Collected data entries
%%
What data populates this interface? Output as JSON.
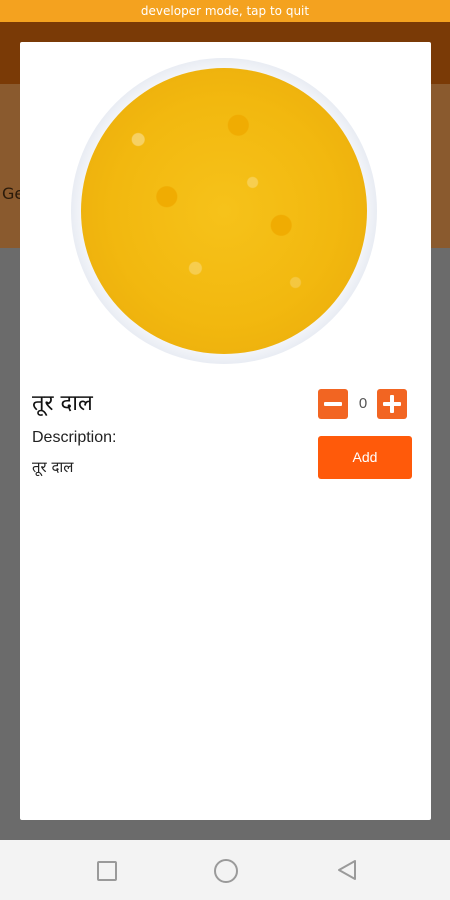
{
  "dev_banner": "developer mode, tap to quit",
  "background": {
    "peek_left": "Ge"
  },
  "dialog": {
    "product_name": "तूर दाल",
    "description_label": "Description:",
    "description_value": "तूर दाल",
    "quantity": "0",
    "add_label": "Add",
    "accent_color": "#ff5a0a"
  },
  "navbar": {
    "icons": [
      "recents-square-icon",
      "home-circle-icon",
      "back-triangle-icon"
    ]
  }
}
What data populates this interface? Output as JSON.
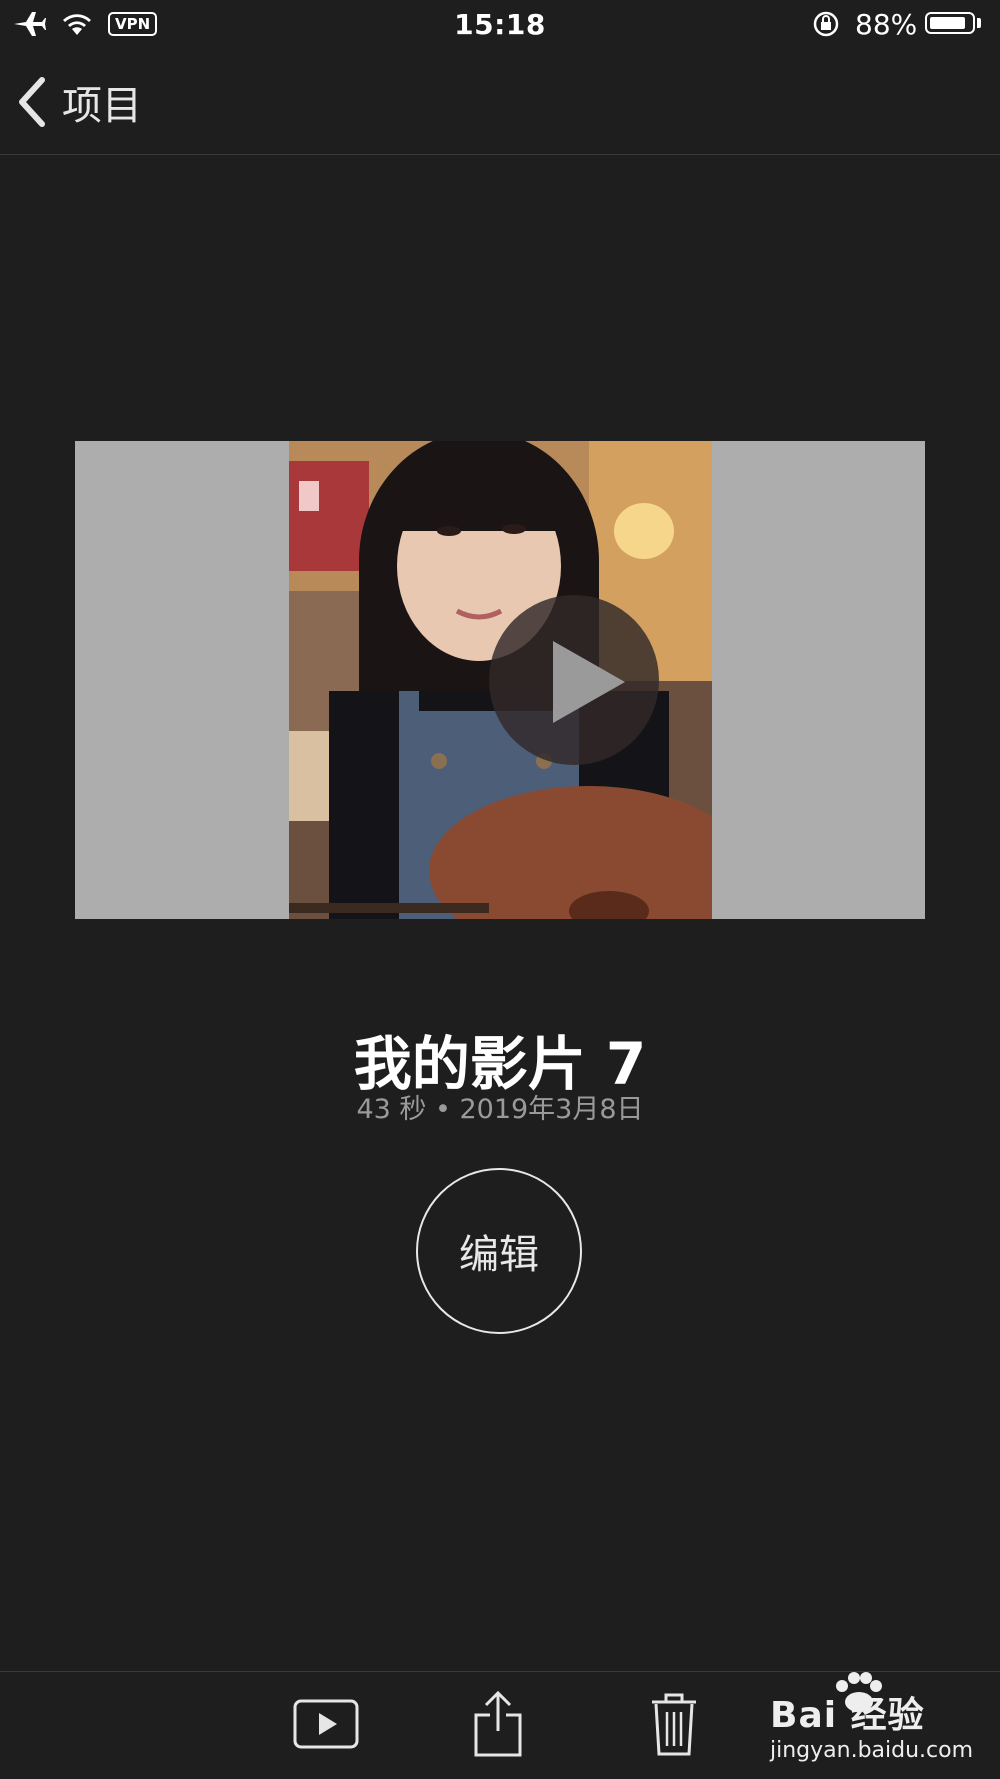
{
  "status_bar": {
    "time": "15:18",
    "vpn_label": "VPN",
    "battery_percent_text": "88%",
    "battery_level": 0.88,
    "icons": [
      "airplane-icon",
      "wifi-icon",
      "rotation-lock-icon",
      "battery-icon"
    ]
  },
  "nav": {
    "back_label": "项目"
  },
  "preview": {
    "letterbox_color": "#adadad"
  },
  "project": {
    "title": "我的影片 7",
    "meta": "43 秒 • 2019年3月8日"
  },
  "edit_button": {
    "label": "编辑"
  },
  "toolbar": {
    "items": [
      "play-icon",
      "share-icon",
      "trash-icon"
    ]
  },
  "watermark": {
    "logo_text": "Bai 经验",
    "url_text": "jingyan.baidu.com"
  },
  "colors": {
    "background": "#1e1e1e",
    "text_secondary": "#9a9a9a"
  }
}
%%
YOUR INSTRUCTIONS
From the material above, copy everything exactly but the pictures.

TASK RESULT
What data populates this interface? Output as JSON.
{
  "dev_banner": "developer mode, tap to quit",
  "background": {
    "peek_left": "Ge"
  },
  "dialog": {
    "product_name": "तूर दाल",
    "description_label": "Description:",
    "description_value": "तूर दाल",
    "quantity": "0",
    "add_label": "Add",
    "accent_color": "#ff5a0a"
  },
  "navbar": {
    "icons": [
      "recents-square-icon",
      "home-circle-icon",
      "back-triangle-icon"
    ]
  }
}
What data populates this interface? Output as JSON.
{
  "status_bar": {
    "time": "15:18",
    "vpn_label": "VPN",
    "battery_percent_text": "88%",
    "battery_level": 0.88,
    "icons": [
      "airplane-icon",
      "wifi-icon",
      "rotation-lock-icon",
      "battery-icon"
    ]
  },
  "nav": {
    "back_label": "项目"
  },
  "preview": {
    "letterbox_color": "#adadad"
  },
  "project": {
    "title": "我的影片 7",
    "meta": "43 秒 • 2019年3月8日"
  },
  "edit_button": {
    "label": "编辑"
  },
  "toolbar": {
    "items": [
      "play-icon",
      "share-icon",
      "trash-icon"
    ]
  },
  "watermark": {
    "logo_text": "Bai 经验",
    "url_text": "jingyan.baidu.com"
  },
  "colors": {
    "background": "#1e1e1e",
    "text_secondary": "#9a9a9a"
  }
}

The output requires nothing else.